**WHAT YOU WILL DO:**
Copy each line holding the string "Size".

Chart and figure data
* * * * * * * * *

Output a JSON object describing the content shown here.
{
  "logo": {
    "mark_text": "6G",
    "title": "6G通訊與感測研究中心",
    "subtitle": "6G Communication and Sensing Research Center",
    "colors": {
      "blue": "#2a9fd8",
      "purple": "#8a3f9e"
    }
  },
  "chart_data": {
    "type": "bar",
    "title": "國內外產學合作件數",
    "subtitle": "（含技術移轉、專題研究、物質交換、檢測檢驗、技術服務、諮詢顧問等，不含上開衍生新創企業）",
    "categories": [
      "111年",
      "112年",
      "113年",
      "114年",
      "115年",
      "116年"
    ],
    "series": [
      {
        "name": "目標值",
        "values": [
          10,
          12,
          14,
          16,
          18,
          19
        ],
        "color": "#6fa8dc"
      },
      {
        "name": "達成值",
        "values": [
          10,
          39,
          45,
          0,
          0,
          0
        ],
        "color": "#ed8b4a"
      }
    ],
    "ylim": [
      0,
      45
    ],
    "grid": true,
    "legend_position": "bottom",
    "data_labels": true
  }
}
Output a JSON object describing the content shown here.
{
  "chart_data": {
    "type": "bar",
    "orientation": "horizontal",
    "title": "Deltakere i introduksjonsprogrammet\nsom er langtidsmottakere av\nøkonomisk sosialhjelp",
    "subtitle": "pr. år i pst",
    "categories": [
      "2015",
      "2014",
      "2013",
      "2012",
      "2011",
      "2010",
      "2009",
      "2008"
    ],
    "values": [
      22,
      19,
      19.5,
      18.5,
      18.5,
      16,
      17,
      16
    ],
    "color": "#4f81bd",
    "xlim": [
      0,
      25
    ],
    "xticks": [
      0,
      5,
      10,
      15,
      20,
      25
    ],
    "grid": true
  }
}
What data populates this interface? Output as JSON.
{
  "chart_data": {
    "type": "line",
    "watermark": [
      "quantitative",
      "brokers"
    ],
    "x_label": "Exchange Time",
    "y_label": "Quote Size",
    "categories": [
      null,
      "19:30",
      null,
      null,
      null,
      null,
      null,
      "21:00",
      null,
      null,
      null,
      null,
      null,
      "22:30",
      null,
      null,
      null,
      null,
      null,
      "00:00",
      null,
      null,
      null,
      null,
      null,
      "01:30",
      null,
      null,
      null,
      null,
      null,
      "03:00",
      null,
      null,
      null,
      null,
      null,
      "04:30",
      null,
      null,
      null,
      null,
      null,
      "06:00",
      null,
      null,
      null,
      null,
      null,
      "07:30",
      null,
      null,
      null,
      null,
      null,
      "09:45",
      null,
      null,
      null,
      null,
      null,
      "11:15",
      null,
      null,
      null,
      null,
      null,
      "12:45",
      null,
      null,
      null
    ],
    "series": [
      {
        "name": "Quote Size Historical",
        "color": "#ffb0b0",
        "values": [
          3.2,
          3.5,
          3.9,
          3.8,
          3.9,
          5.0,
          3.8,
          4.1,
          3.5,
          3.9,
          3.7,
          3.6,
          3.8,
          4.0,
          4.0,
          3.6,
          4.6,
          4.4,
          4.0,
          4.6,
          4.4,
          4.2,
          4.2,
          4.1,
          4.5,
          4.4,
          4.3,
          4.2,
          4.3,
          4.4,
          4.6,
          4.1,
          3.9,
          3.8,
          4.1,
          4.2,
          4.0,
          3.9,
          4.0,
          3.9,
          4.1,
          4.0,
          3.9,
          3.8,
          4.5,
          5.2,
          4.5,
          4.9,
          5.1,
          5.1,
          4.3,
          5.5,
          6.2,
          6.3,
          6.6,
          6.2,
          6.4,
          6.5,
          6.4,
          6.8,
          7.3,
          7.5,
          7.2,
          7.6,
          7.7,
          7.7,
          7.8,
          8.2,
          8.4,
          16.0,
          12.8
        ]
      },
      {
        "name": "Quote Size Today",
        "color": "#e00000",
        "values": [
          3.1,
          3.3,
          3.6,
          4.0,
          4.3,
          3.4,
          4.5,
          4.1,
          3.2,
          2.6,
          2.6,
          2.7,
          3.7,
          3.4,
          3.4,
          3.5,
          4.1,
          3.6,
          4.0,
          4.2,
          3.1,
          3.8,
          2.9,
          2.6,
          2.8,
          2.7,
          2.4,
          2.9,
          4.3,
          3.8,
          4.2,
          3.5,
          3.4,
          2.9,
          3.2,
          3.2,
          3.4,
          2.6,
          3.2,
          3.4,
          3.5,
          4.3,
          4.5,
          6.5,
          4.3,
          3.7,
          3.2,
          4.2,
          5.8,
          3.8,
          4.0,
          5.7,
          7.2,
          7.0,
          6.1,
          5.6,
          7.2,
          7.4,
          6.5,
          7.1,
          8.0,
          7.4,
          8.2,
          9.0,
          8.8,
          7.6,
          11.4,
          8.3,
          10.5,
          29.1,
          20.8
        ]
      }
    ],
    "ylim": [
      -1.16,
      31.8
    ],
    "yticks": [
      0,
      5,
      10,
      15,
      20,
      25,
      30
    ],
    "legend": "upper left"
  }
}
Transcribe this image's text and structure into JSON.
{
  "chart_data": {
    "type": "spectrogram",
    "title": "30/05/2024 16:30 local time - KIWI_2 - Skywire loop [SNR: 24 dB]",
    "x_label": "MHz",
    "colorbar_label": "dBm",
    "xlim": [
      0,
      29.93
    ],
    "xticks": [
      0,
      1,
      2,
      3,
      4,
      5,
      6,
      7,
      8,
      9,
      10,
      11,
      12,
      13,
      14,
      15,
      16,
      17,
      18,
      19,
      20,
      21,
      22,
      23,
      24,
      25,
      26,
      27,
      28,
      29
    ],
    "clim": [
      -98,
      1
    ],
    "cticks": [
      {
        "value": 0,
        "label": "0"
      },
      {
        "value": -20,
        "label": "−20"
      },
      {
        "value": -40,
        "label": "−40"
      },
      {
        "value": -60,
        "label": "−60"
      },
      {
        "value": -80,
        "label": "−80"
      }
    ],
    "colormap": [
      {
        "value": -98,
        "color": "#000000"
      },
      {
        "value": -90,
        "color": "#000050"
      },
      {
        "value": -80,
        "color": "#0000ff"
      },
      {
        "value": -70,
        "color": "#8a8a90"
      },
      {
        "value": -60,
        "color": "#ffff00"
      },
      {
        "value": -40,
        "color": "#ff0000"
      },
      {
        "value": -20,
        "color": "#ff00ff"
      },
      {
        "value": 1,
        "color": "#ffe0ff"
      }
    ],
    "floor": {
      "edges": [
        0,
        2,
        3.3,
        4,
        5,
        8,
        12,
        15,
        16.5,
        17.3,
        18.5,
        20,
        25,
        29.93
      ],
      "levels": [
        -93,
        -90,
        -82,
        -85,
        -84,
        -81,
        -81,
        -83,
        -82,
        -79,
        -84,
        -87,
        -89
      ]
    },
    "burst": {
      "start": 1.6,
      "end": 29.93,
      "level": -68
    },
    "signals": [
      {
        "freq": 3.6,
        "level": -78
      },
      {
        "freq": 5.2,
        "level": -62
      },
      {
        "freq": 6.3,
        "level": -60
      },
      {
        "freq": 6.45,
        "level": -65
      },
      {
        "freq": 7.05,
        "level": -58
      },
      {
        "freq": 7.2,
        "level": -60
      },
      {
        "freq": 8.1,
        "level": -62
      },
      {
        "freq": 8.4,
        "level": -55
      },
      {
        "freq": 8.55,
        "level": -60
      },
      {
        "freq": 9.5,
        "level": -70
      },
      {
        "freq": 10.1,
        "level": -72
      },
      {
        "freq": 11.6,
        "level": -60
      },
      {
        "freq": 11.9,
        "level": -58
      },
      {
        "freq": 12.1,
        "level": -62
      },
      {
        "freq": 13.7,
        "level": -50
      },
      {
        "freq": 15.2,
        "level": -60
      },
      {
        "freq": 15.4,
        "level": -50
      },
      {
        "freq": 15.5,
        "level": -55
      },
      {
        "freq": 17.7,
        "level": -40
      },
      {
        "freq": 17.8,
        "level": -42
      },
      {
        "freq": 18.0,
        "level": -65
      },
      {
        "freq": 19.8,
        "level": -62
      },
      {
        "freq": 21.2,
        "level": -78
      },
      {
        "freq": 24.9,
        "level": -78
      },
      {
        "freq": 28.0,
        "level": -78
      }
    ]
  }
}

* * * * * * * * *

**WRITTEN ANSWER:**
    "y_label": "Quote Size",
        "name": "Quote Size Historical",
        "name": "Quote Size Today",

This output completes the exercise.